AIM OF THE TASK: Pull every line that holds the word "OPNsense" from the entries.

ITEMS:

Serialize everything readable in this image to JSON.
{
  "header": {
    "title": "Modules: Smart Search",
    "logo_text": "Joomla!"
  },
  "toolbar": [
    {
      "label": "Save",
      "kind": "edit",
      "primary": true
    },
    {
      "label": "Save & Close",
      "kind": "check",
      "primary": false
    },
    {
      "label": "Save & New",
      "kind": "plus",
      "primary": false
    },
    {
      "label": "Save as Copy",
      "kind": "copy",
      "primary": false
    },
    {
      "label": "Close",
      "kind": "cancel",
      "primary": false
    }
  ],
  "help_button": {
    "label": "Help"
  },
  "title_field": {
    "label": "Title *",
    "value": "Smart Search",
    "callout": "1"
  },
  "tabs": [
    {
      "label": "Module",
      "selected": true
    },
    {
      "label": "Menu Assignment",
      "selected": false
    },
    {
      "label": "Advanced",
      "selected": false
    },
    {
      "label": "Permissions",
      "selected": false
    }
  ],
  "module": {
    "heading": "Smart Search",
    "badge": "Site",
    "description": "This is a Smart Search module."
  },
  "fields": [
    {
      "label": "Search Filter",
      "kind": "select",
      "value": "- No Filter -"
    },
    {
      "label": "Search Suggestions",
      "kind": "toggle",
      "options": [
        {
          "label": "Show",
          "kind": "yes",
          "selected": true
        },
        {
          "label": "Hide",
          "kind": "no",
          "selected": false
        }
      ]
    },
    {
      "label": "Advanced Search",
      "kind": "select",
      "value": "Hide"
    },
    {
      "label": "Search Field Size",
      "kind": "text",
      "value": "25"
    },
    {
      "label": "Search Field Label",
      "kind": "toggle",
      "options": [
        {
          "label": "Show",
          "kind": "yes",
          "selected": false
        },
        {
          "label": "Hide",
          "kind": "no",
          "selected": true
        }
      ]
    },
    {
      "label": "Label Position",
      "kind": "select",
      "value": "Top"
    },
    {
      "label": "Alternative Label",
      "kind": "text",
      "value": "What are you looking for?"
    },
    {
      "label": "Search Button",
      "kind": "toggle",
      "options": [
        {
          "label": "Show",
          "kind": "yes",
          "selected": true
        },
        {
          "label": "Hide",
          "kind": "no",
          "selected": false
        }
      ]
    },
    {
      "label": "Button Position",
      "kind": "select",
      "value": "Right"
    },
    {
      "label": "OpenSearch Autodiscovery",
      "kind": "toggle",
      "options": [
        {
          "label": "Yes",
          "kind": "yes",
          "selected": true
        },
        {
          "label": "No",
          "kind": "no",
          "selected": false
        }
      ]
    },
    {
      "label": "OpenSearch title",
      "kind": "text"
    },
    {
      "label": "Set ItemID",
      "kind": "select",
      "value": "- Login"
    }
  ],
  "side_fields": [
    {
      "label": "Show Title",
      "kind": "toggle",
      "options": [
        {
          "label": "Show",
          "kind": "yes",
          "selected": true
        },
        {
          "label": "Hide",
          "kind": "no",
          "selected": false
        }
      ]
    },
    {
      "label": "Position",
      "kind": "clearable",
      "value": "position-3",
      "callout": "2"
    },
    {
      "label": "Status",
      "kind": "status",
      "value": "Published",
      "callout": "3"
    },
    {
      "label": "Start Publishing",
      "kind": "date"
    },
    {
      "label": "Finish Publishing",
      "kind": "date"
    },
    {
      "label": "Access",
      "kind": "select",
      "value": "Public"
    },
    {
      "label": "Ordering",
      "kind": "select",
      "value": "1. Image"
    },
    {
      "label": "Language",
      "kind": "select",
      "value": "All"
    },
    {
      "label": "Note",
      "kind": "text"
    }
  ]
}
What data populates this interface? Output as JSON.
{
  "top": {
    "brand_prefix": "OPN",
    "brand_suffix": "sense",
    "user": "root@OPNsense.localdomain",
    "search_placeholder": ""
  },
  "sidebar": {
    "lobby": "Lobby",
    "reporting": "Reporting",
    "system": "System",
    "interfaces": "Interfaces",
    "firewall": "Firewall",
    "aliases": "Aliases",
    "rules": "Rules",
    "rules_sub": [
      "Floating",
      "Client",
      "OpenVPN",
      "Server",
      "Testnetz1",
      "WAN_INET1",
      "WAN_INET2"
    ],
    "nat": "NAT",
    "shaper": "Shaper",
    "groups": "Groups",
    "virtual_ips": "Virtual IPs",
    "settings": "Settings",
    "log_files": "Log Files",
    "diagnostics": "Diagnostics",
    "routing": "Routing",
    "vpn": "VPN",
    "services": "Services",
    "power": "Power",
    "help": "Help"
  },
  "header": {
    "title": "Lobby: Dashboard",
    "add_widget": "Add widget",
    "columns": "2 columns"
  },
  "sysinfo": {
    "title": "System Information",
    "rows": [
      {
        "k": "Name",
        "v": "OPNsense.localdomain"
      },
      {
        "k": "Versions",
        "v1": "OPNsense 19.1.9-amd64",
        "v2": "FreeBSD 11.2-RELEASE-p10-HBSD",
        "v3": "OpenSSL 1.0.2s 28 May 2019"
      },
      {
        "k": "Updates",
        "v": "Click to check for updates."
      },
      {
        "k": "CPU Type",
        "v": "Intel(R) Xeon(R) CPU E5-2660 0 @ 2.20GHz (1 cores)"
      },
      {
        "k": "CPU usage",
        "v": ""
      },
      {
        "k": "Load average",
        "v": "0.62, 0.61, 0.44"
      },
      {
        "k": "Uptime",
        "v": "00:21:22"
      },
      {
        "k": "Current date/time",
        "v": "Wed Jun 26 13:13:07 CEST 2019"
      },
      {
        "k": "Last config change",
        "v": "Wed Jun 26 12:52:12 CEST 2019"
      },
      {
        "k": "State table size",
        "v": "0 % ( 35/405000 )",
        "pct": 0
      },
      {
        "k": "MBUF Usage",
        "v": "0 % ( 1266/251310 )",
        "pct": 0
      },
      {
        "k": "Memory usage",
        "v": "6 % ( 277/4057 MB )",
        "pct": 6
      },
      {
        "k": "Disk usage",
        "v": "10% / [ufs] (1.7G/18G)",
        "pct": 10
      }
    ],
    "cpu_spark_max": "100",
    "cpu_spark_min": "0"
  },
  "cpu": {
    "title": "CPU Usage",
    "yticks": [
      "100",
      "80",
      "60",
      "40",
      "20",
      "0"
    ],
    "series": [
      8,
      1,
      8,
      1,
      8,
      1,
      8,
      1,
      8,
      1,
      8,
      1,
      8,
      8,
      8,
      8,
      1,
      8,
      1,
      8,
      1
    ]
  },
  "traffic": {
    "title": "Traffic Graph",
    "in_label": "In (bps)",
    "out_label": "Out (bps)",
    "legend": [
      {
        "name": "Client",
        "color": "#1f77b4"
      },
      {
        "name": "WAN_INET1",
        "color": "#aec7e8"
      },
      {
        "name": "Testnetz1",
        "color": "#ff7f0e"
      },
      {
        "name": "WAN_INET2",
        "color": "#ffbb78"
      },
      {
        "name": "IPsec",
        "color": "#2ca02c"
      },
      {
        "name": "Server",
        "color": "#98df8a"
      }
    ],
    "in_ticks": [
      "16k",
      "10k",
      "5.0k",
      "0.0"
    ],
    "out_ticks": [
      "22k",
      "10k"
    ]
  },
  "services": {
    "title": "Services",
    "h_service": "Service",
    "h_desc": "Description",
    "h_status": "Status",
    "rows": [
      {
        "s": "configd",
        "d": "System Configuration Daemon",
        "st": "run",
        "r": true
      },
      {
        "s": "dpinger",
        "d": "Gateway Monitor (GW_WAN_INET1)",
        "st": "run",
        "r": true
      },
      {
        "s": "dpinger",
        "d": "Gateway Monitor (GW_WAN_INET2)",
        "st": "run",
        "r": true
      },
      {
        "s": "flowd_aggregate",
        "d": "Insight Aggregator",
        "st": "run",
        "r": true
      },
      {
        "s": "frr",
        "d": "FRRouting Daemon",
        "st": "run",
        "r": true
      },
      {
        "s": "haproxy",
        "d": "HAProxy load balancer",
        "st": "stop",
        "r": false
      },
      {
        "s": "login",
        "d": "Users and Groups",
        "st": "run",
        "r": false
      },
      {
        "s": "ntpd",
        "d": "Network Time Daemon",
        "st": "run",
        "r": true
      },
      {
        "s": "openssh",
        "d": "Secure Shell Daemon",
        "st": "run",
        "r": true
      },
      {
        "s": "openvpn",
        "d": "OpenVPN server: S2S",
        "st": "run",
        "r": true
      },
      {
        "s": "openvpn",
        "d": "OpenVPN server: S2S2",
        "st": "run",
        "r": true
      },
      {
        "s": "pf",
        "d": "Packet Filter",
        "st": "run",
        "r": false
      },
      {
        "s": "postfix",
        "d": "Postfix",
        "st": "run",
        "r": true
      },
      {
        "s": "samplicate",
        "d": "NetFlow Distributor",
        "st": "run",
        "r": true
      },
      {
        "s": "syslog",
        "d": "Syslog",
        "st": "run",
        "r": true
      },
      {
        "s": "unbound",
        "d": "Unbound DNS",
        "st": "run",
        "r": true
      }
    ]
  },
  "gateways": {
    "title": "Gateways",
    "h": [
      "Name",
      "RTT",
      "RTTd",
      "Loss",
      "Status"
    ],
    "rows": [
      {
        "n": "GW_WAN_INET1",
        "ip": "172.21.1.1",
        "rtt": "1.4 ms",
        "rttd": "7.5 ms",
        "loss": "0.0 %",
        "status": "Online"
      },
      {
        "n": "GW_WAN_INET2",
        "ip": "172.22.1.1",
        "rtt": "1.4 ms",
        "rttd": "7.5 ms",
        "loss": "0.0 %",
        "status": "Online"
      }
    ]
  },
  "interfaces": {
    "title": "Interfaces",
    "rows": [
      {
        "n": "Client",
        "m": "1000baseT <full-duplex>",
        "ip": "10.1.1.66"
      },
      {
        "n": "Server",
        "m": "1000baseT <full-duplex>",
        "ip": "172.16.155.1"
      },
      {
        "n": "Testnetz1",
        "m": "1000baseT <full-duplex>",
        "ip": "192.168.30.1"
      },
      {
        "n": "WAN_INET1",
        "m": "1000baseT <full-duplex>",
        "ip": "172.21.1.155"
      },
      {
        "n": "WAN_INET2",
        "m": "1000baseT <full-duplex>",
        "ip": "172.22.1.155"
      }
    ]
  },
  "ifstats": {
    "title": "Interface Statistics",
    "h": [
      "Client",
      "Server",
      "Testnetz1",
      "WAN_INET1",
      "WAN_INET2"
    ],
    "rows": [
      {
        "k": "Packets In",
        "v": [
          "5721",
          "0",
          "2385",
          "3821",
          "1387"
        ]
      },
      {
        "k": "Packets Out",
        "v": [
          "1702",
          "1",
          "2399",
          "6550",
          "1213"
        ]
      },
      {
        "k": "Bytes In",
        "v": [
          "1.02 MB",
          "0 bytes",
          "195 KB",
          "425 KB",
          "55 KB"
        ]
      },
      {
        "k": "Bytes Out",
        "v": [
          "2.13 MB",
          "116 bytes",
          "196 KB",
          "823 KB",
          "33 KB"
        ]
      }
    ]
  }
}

TASK RESULT:
    "user": "root@OPNsense.localdomain",
        "v": "OPNsense.localdomain"
        "v1": "OPNsense 19.1.9-amd64",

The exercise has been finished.